[Chart and figure data]
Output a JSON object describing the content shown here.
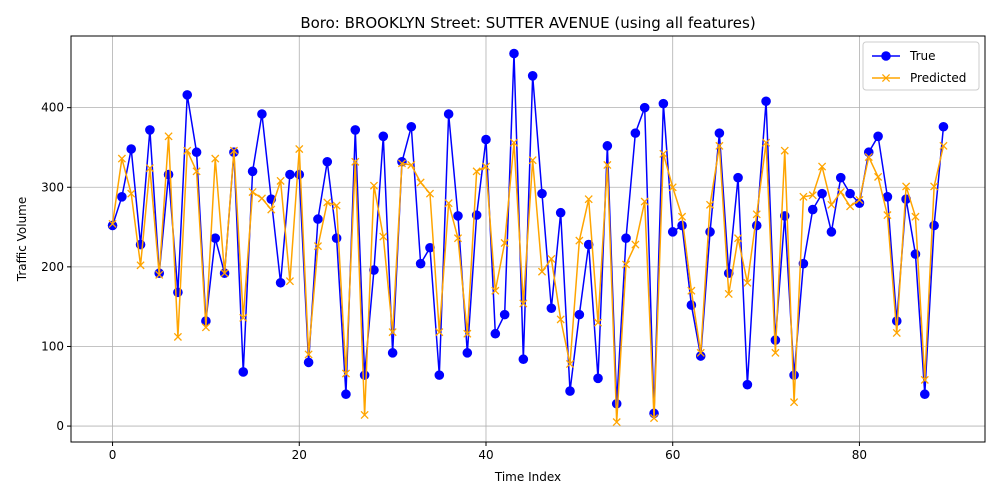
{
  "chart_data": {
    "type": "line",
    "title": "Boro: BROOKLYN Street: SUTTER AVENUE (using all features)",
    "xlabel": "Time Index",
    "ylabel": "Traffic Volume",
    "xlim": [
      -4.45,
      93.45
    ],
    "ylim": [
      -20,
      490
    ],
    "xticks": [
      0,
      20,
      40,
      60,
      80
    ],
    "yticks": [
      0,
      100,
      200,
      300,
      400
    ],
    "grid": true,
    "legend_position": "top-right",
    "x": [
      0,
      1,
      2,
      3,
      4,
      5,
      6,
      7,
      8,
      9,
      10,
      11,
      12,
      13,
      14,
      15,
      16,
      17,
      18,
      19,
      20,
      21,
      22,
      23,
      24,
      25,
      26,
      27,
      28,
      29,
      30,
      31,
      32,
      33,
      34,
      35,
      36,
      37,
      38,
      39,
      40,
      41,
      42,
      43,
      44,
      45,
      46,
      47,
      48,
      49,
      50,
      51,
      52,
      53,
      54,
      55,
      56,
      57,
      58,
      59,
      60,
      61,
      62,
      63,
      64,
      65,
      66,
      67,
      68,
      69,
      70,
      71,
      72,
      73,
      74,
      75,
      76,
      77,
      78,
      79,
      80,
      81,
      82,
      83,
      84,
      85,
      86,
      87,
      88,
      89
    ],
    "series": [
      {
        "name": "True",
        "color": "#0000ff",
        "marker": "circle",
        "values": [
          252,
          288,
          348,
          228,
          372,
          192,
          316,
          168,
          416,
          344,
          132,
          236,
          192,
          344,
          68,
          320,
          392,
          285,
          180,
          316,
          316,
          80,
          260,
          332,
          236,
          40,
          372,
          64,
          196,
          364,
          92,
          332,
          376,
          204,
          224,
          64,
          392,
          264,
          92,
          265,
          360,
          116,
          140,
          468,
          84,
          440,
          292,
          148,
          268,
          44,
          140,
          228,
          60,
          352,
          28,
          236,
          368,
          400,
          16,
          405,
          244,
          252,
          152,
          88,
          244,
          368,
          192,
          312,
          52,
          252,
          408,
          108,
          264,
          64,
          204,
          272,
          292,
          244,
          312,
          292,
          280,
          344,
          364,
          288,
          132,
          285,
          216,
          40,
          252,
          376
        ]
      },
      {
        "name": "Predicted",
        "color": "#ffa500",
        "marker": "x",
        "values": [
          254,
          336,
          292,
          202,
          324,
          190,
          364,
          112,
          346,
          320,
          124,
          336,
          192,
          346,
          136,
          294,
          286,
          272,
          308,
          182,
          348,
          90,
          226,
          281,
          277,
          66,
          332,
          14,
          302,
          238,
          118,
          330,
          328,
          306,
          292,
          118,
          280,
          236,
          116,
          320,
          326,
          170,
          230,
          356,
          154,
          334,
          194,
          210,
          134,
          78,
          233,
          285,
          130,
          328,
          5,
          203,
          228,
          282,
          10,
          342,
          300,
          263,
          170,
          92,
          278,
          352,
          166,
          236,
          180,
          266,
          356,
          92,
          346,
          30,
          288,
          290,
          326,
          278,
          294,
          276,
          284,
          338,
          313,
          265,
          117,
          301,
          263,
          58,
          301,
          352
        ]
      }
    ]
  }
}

Set task
Your task is to return the entries above exactly, with no pictures.

Full solution
Output a JSON object describing the content shown here.
{
  "chart_data": {
    "type": "line",
    "title": "Boro: BROOKLYN Street: SUTTER AVENUE (using all features)",
    "xlabel": "Time Index",
    "ylabel": "Traffic Volume",
    "xlim": [
      -4.45,
      93.45
    ],
    "ylim": [
      -20,
      490
    ],
    "xticks": [
      0,
      20,
      40,
      60,
      80
    ],
    "yticks": [
      0,
      100,
      200,
      300,
      400
    ],
    "grid": true,
    "legend_position": "top-right",
    "x": [
      0,
      1,
      2,
      3,
      4,
      5,
      6,
      7,
      8,
      9,
      10,
      11,
      12,
      13,
      14,
      15,
      16,
      17,
      18,
      19,
      20,
      21,
      22,
      23,
      24,
      25,
      26,
      27,
      28,
      29,
      30,
      31,
      32,
      33,
      34,
      35,
      36,
      37,
      38,
      39,
      40,
      41,
      42,
      43,
      44,
      45,
      46,
      47,
      48,
      49,
      50,
      51,
      52,
      53,
      54,
      55,
      56,
      57,
      58,
      59,
      60,
      61,
      62,
      63,
      64,
      65,
      66,
      67,
      68,
      69,
      70,
      71,
      72,
      73,
      74,
      75,
      76,
      77,
      78,
      79,
      80,
      81,
      82,
      83,
      84,
      85,
      86,
      87,
      88,
      89
    ],
    "series": [
      {
        "name": "True",
        "color": "#0000ff",
        "marker": "circle",
        "values": [
          252,
          288,
          348,
          228,
          372,
          192,
          316,
          168,
          416,
          344,
          132,
          236,
          192,
          344,
          68,
          320,
          392,
          285,
          180,
          316,
          316,
          80,
          260,
          332,
          236,
          40,
          372,
          64,
          196,
          364,
          92,
          332,
          376,
          204,
          224,
          64,
          392,
          264,
          92,
          265,
          360,
          116,
          140,
          468,
          84,
          440,
          292,
          148,
          268,
          44,
          140,
          228,
          60,
          352,
          28,
          236,
          368,
          400,
          16,
          405,
          244,
          252,
          152,
          88,
          244,
          368,
          192,
          312,
          52,
          252,
          408,
          108,
          264,
          64,
          204,
          272,
          292,
          244,
          312,
          292,
          280,
          344,
          364,
          288,
          132,
          285,
          216,
          40,
          252,
          376
        ]
      },
      {
        "name": "Predicted",
        "color": "#ffa500",
        "marker": "x",
        "values": [
          254,
          336,
          292,
          202,
          324,
          190,
          364,
          112,
          346,
          320,
          124,
          336,
          192,
          346,
          136,
          294,
          286,
          272,
          308,
          182,
          348,
          90,
          226,
          281,
          277,
          66,
          332,
          14,
          302,
          238,
          118,
          330,
          328,
          306,
          292,
          118,
          280,
          236,
          116,
          320,
          326,
          170,
          230,
          356,
          154,
          334,
          194,
          210,
          134,
          78,
          233,
          285,
          130,
          328,
          5,
          203,
          228,
          282,
          10,
          342,
          300,
          263,
          170,
          92,
          278,
          352,
          166,
          236,
          180,
          266,
          356,
          92,
          346,
          30,
          288,
          290,
          326,
          278,
          294,
          276,
          284,
          338,
          313,
          265,
          117,
          301,
          263,
          58,
          301,
          352
        ]
      }
    ]
  }
}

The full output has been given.